#### [Stored dataset items]
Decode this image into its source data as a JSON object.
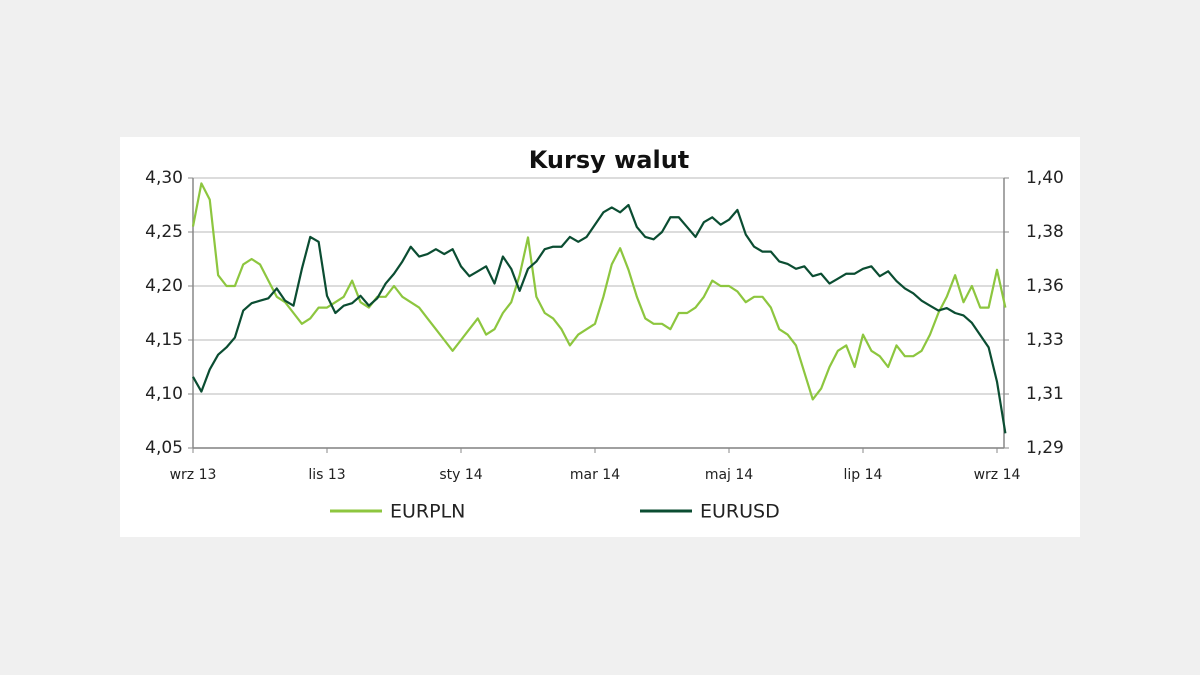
{
  "chart_data": {
    "type": "line",
    "title": "Kursy walut",
    "categories": [
      "wrz 13",
      null,
      null,
      null,
      null,
      null,
      null,
      null,
      null,
      null,
      null,
      null,
      null,
      null,
      null,
      null,
      "lis 13",
      null,
      null,
      null,
      null,
      null,
      null,
      null,
      null,
      null,
      null,
      null,
      null,
      null,
      null,
      null,
      "sty 14",
      null,
      null,
      null,
      null,
      null,
      null,
      null,
      null,
      null,
      null,
      null,
      null,
      null,
      null,
      null,
      "mar 14",
      null,
      null,
      null,
      null,
      null,
      null,
      null,
      null,
      null,
      null,
      null,
      null,
      null,
      null,
      null,
      "maj 14",
      null,
      null,
      null,
      null,
      null,
      null,
      null,
      null,
      null,
      null,
      null,
      null,
      null,
      null,
      null,
      "lip 14",
      null,
      null,
      null,
      null,
      null,
      null,
      null,
      null,
      null,
      null,
      null,
      null,
      null,
      null,
      null,
      "wrz 14",
      null
    ],
    "series": [
      {
        "name": "EURPLN",
        "color": "#8dc63f",
        "values": [
          4.255,
          4.295,
          4.28,
          4.21,
          4.2,
          4.2,
          4.22,
          4.225,
          4.22,
          4.205,
          4.19,
          4.185,
          4.175,
          4.165,
          4.17,
          4.18,
          4.18,
          4.185,
          4.19,
          4.205,
          4.185,
          4.18,
          4.19,
          4.19,
          4.2,
          4.19,
          4.185,
          4.18,
          4.17,
          4.16,
          4.15,
          4.14,
          4.15,
          4.16,
          4.17,
          4.155,
          4.16,
          4.175,
          4.185,
          4.21,
          4.245,
          4.19,
          4.175,
          4.17,
          4.16,
          4.145,
          4.155,
          4.16,
          4.165,
          4.19,
          4.22,
          4.235,
          4.215,
          4.19,
          4.17,
          4.165,
          4.165,
          4.16,
          4.175,
          4.175,
          4.18,
          4.19,
          4.205,
          4.2,
          4.2,
          4.195,
          4.185,
          4.19,
          4.19,
          4.18,
          4.16,
          4.155,
          4.145,
          4.12,
          4.095,
          4.105,
          4.125,
          4.14,
          4.145,
          4.125,
          4.155,
          4.14,
          4.135,
          4.125,
          4.145,
          4.135,
          4.135,
          4.14,
          4.155,
          4.175,
          4.19,
          4.21,
          4.185,
          4.2,
          4.18,
          4.18,
          4.215,
          4.18
        ]
      },
      {
        "name": "EURUSD",
        "color": "#0b4d32",
        "axis": "y2",
        "values": [
          1.319,
          1.313,
          1.322,
          1.328,
          1.331,
          1.335,
          1.346,
          1.349,
          1.35,
          1.351,
          1.355,
          1.35,
          1.348,
          1.363,
          1.376,
          1.374,
          1.352,
          1.345,
          1.348,
          1.349,
          1.352,
          1.348,
          1.351,
          1.357,
          1.361,
          1.366,
          1.372,
          1.368,
          1.369,
          1.371,
          1.369,
          1.371,
          1.364,
          1.36,
          1.362,
          1.364,
          1.357,
          1.368,
          1.363,
          1.354,
          1.363,
          1.366,
          1.371,
          1.372,
          1.372,
          1.376,
          1.374,
          1.376,
          1.381,
          1.386,
          1.388,
          1.386,
          1.389,
          1.38,
          1.376,
          1.375,
          1.378,
          1.384,
          1.384,
          1.38,
          1.376,
          1.382,
          1.384,
          1.381,
          1.383,
          1.387,
          1.377,
          1.372,
          1.37,
          1.37,
          1.366,
          1.365,
          1.363,
          1.364,
          1.36,
          1.361,
          1.357,
          1.359,
          1.361,
          1.361,
          1.363,
          1.364,
          1.36,
          1.362,
          1.358,
          1.355,
          1.353,
          1.35,
          1.348,
          1.346,
          1.347,
          1.345,
          1.344,
          1.341,
          1.336,
          1.331,
          1.317,
          1.296
        ]
      }
    ],
    "ylim": [
      4.05,
      4.3
    ],
    "yticks": [
      {
        "value": 4.05,
        "label": "4,05"
      },
      {
        "value": 4.1,
        "label": "4,10"
      },
      {
        "value": 4.15,
        "label": "4,15"
      },
      {
        "value": 4.2,
        "label": "4,20"
      },
      {
        "value": 4.25,
        "label": "4,25"
      },
      {
        "value": 4.3,
        "label": "4,30"
      }
    ],
    "y2lim": [
      1.29,
      1.4
    ],
    "y2ticks": [
      {
        "value": 1.29,
        "label": "1,29"
      },
      {
        "value": 1.312,
        "label": "1,31"
      },
      {
        "value": 1.334,
        "label": "1,33"
      },
      {
        "value": 1.356,
        "label": "1,36"
      },
      {
        "value": 1.378,
        "label": "1,38"
      },
      {
        "value": 1.4,
        "label": "1,40"
      }
    ],
    "grid": true,
    "legend": "bottom"
  }
}
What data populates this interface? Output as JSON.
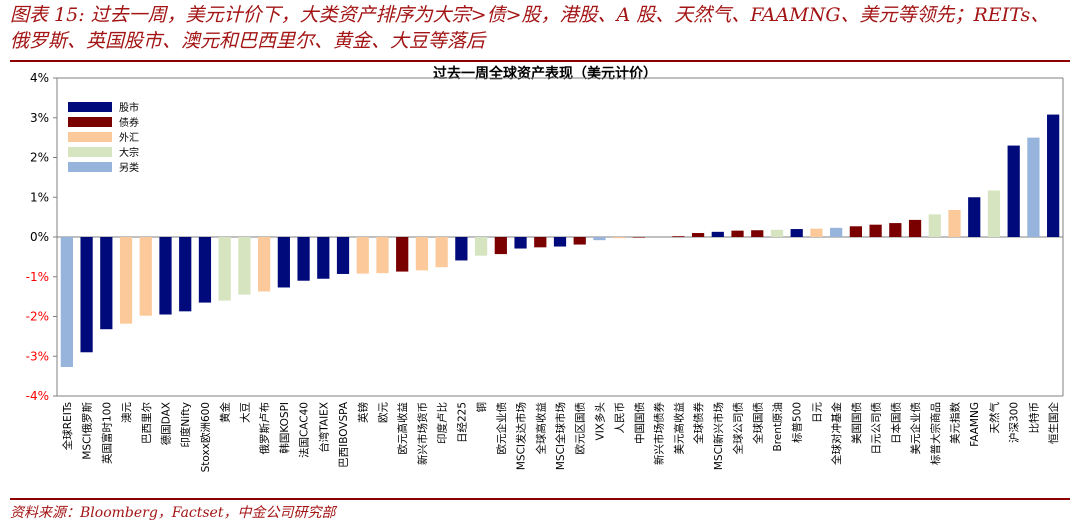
{
  "figure": {
    "title_line1": "图表 15: 过去一周，美元计价下，大类资产排序为大宗>债>股，港股、A 股、天然气、FAAMNG、美元等领先；REITs、",
    "title_line2": "俄罗斯、英国股市、澳元和巴西里尔、黄金、大豆等落后",
    "footer": "资料来源：Bloomberg，Factset，中金公司研究部"
  },
  "colors": {
    "股市": "#000a7a",
    "债券": "#7a0000",
    "外汇": "#fbc99a",
    "大宗": "#d6e4bf",
    "另类": "#97b4dc",
    "title": "#a31515"
  },
  "chart_data": {
    "type": "bar",
    "title": "过去一周全球资产表现（美元计价）",
    "ylim": [
      -4,
      4
    ],
    "yticks": [
      "4%",
      "3%",
      "2%",
      "1%",
      "0%",
      "-1%",
      "-2%",
      "-3%",
      "-4%"
    ],
    "legend": [
      "股市",
      "债券",
      "外汇",
      "大宗",
      "另类"
    ],
    "legend_position": "top-left",
    "categories": [
      "全球REITs",
      "MSCI俄罗斯",
      "英国富时100",
      "澳元",
      "巴西里尔",
      "德国DAX",
      "印度Nifty",
      "Stoxx欧洲600",
      "黄金",
      "大豆",
      "俄罗斯卢布",
      "韩国KOSPI",
      "法国CAC40",
      "台湾TAIEX",
      "巴西IBOVSPA",
      "英镑",
      "欧元",
      "欧元高收益",
      "新兴市场货币",
      "印度卢比",
      "日经225",
      "铜",
      "欧元企业债",
      "MSCI发达市场",
      "全球高收益",
      "MSCI全球市场",
      "欧元区国债",
      "VIX多头",
      "人民币",
      "中国国债",
      "新兴市场债券",
      "美元高收益",
      "全球债券",
      "MSCI新兴市场",
      "全球公司债",
      "全球国债",
      "Brent原油",
      "标普500",
      "日元",
      "全球对冲基金",
      "美国国债",
      "日元公司债",
      "日本国债",
      "美元企业债",
      "标普大宗商品",
      "美元指数",
      "FAAMNG",
      "天然气",
      "沪深300",
      "比特币",
      "恒生国企"
    ],
    "values": [
      -3.27,
      -2.9,
      -2.32,
      -2.18,
      -1.98,
      -1.95,
      -1.87,
      -1.65,
      -1.6,
      -1.45,
      -1.37,
      -1.27,
      -1.1,
      -1.05,
      -0.93,
      -0.92,
      -0.91,
      -0.87,
      -0.84,
      -0.76,
      -0.59,
      -0.47,
      -0.43,
      -0.29,
      -0.26,
      -0.24,
      -0.19,
      -0.08,
      -0.03,
      -0.01,
      0.0,
      0.02,
      0.1,
      0.13,
      0.16,
      0.17,
      0.18,
      0.2,
      0.21,
      0.23,
      0.27,
      0.31,
      0.35,
      0.43,
      0.57,
      0.68,
      1.0,
      1.17,
      2.3,
      2.5,
      3.08
    ],
    "groups": [
      "另类",
      "股市",
      "股市",
      "外汇",
      "外汇",
      "股市",
      "股市",
      "股市",
      "大宗",
      "大宗",
      "外汇",
      "股市",
      "股市",
      "股市",
      "股市",
      "外汇",
      "外汇",
      "债券",
      "外汇",
      "外汇",
      "股市",
      "大宗",
      "债券",
      "股市",
      "债券",
      "股市",
      "债券",
      "另类",
      "外汇",
      "债券",
      "债券",
      "债券",
      "债券",
      "股市",
      "债券",
      "债券",
      "大宗",
      "股市",
      "外汇",
      "另类",
      "债券",
      "债券",
      "债券",
      "债券",
      "大宗",
      "外汇",
      "股市",
      "大宗",
      "股市",
      "另类",
      "股市"
    ]
  }
}
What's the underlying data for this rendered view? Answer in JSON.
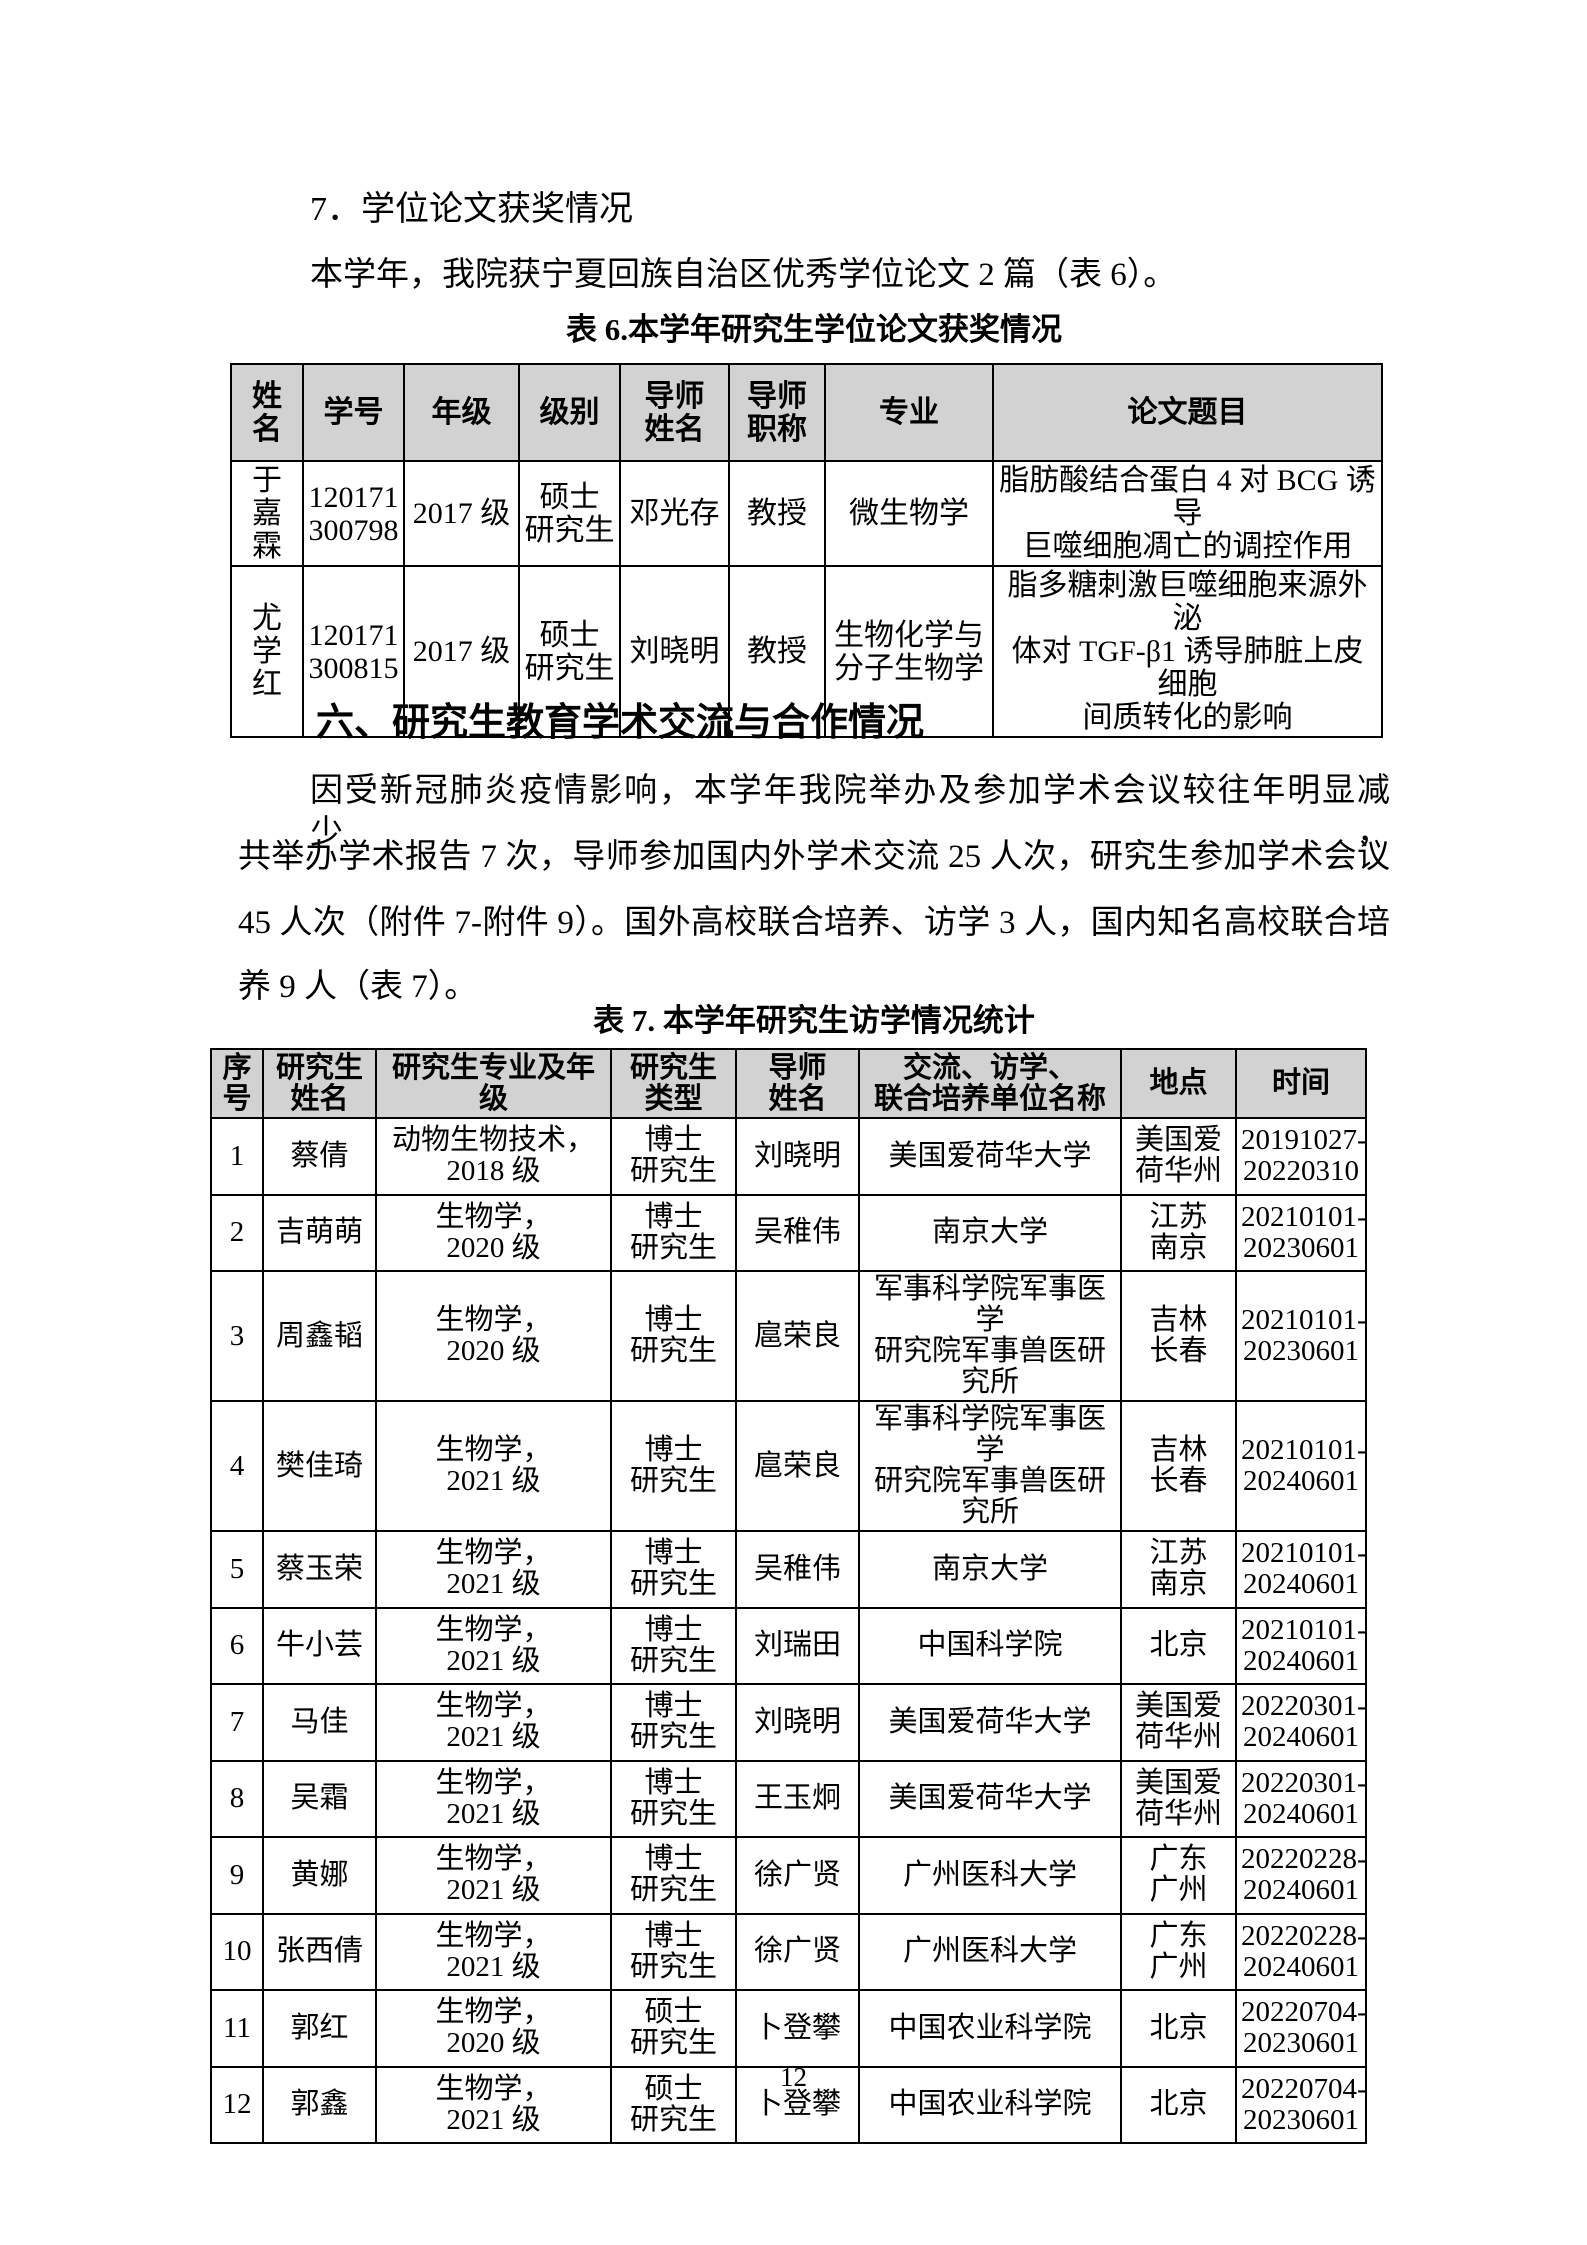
{
  "page_number": "12",
  "colors": {
    "table_header_bg": "#d2d2d2",
    "border": "#000000",
    "text": "#000000",
    "page_bg": "#ffffff"
  },
  "sections": {
    "award": {
      "heading": "7．学位论文获奖情况",
      "paragraph": "本学年，我院获宁夏回族自治区优秀学位论文 2 篇（表 6）。"
    },
    "exchange": {
      "heading": "六、研究生教育学术交流与合作情况",
      "lines": [
        "因受新冠肺炎疫情影响，本学年我院举办及参加学术会议较往年明显减少，",
        "共举办学术报告 7 次，导师参加国内外学术交流 25 人次，研究生参加学术会议",
        "45 人次（附件 7-附件 9）。国外高校联合培养、访学 3 人，国内知名高校联合培",
        "养 9 人（表 7）。"
      ]
    }
  },
  "table6": {
    "caption": "表 6.本学年研究生学位论文获奖情况",
    "headers": [
      [
        "姓",
        "名"
      ],
      "学号",
      "年级",
      "级别",
      [
        "导师",
        "姓名"
      ],
      [
        "导师",
        "职称"
      ],
      "专业",
      "论文题目"
    ],
    "rows": [
      [
        [
          "于",
          "嘉",
          "霖"
        ],
        [
          "120171",
          "300798"
        ],
        "2017 级",
        [
          "硕士",
          "研究生"
        ],
        "邓光存",
        "教授",
        "微生物学",
        [
          "脂肪酸结合蛋白 4 对 BCG 诱导",
          "巨噬细胞凋亡的调控作用"
        ]
      ],
      [
        [
          "尤",
          "学",
          "红"
        ],
        [
          "120171",
          "300815"
        ],
        "2017 级",
        [
          "硕士",
          "研究生"
        ],
        "刘晓明",
        "教授",
        [
          "生物化学与",
          "分子生物学"
        ],
        [
          "脂多糖刺激巨噬细胞来源外泌",
          "体对 TGF-β1 诱导肺脏上皮细胞",
          "间质转化的影响"
        ]
      ]
    ]
  },
  "table7": {
    "caption": "表 7. 本学年研究生访学情况统计",
    "headers": [
      [
        "序",
        "号"
      ],
      [
        "研究生",
        "姓名"
      ],
      "研究生专业及年级",
      [
        "研究生",
        "类型"
      ],
      [
        "导师",
        "姓名"
      ],
      [
        "交流、访学、",
        "联合培养单位名称"
      ],
      "地点",
      "时间"
    ],
    "rows": [
      [
        "1",
        "蔡倩",
        [
          "动物生物技术，",
          "2018 级"
        ],
        [
          "博士",
          "研究生"
        ],
        "刘晓明",
        "美国爱荷华大学",
        [
          "美国爱",
          "荷华州"
        ],
        [
          "20191027-",
          "20220310"
        ]
      ],
      [
        "2",
        "吉萌萌",
        [
          "生物学，",
          "2020 级"
        ],
        [
          "博士",
          "研究生"
        ],
        "吴稚伟",
        "南京大学",
        [
          "江苏",
          "南京"
        ],
        [
          "20210101-",
          "20230601"
        ]
      ],
      [
        "3",
        "周鑫韬",
        [
          "生物学，",
          "2020 级"
        ],
        [
          "博士",
          "研究生"
        ],
        "扈荣良",
        [
          "军事科学院军事医学",
          "研究院军事兽医研究所"
        ],
        [
          "吉林",
          "长春"
        ],
        [
          "20210101-",
          "20230601"
        ]
      ],
      [
        "4",
        "樊佳琦",
        [
          "生物学，",
          "2021 级"
        ],
        [
          "博士",
          "研究生"
        ],
        "扈荣良",
        [
          "军事科学院军事医学",
          "研究院军事兽医研究所"
        ],
        [
          "吉林",
          "长春"
        ],
        [
          "20210101-",
          "20240601"
        ]
      ],
      [
        "5",
        "蔡玉荣",
        [
          "生物学，",
          "2021 级"
        ],
        [
          "博士",
          "研究生"
        ],
        "吴稚伟",
        "南京大学",
        [
          "江苏",
          "南京"
        ],
        [
          "20210101-",
          "20240601"
        ]
      ],
      [
        "6",
        "牛小芸",
        [
          "生物学，",
          "2021 级"
        ],
        [
          "博士",
          "研究生"
        ],
        "刘瑞田",
        "中国科学院",
        [
          "北京"
        ],
        [
          "20210101-",
          "20240601"
        ]
      ],
      [
        "7",
        "马佳",
        [
          "生物学，",
          "2021 级"
        ],
        [
          "博士",
          "研究生"
        ],
        "刘晓明",
        "美国爱荷华大学",
        [
          "美国爱",
          "荷华州"
        ],
        [
          "20220301-",
          "20240601"
        ]
      ],
      [
        "8",
        "吴霜",
        [
          "生物学，",
          "2021 级"
        ],
        [
          "博士",
          "研究生"
        ],
        "王玉炯",
        "美国爱荷华大学",
        [
          "美国爱",
          "荷华州"
        ],
        [
          "20220301-",
          "20240601"
        ]
      ],
      [
        "9",
        "黄娜",
        [
          "生物学，",
          "2021 级"
        ],
        [
          "博士",
          "研究生"
        ],
        "徐广贤",
        "广州医科大学",
        [
          "广东",
          "广州"
        ],
        [
          "20220228-",
          "20240601"
        ]
      ],
      [
        "10",
        "张西倩",
        [
          "生物学，",
          "2021 级"
        ],
        [
          "博士",
          "研究生"
        ],
        "徐广贤",
        "广州医科大学",
        [
          "广东",
          "广州"
        ],
        [
          "20220228-",
          "20240601"
        ]
      ],
      [
        "11",
        "郭红",
        [
          "生物学，",
          "2020 级"
        ],
        [
          "硕士",
          "研究生"
        ],
        "卜登攀",
        "中国农业科学院",
        [
          "北京"
        ],
        [
          "20220704-",
          "20230601"
        ]
      ],
      [
        "12",
        "郭鑫",
        [
          "生物学，",
          "2021 级"
        ],
        [
          "硕士",
          "研究生"
        ],
        "卜登攀",
        "中国农业科学院",
        [
          "北京"
        ],
        [
          "20220704-",
          "20230601"
        ]
      ]
    ]
  }
}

#### [Task to complete]
Pick each line holding the word "JSON" out of the data and copy it.

#### [Response to the task]
Decode this image into its source data as a JSON object.
What data populates this interface? Output as JSON.
What's the underlying data for this rendered view? Answer in JSON.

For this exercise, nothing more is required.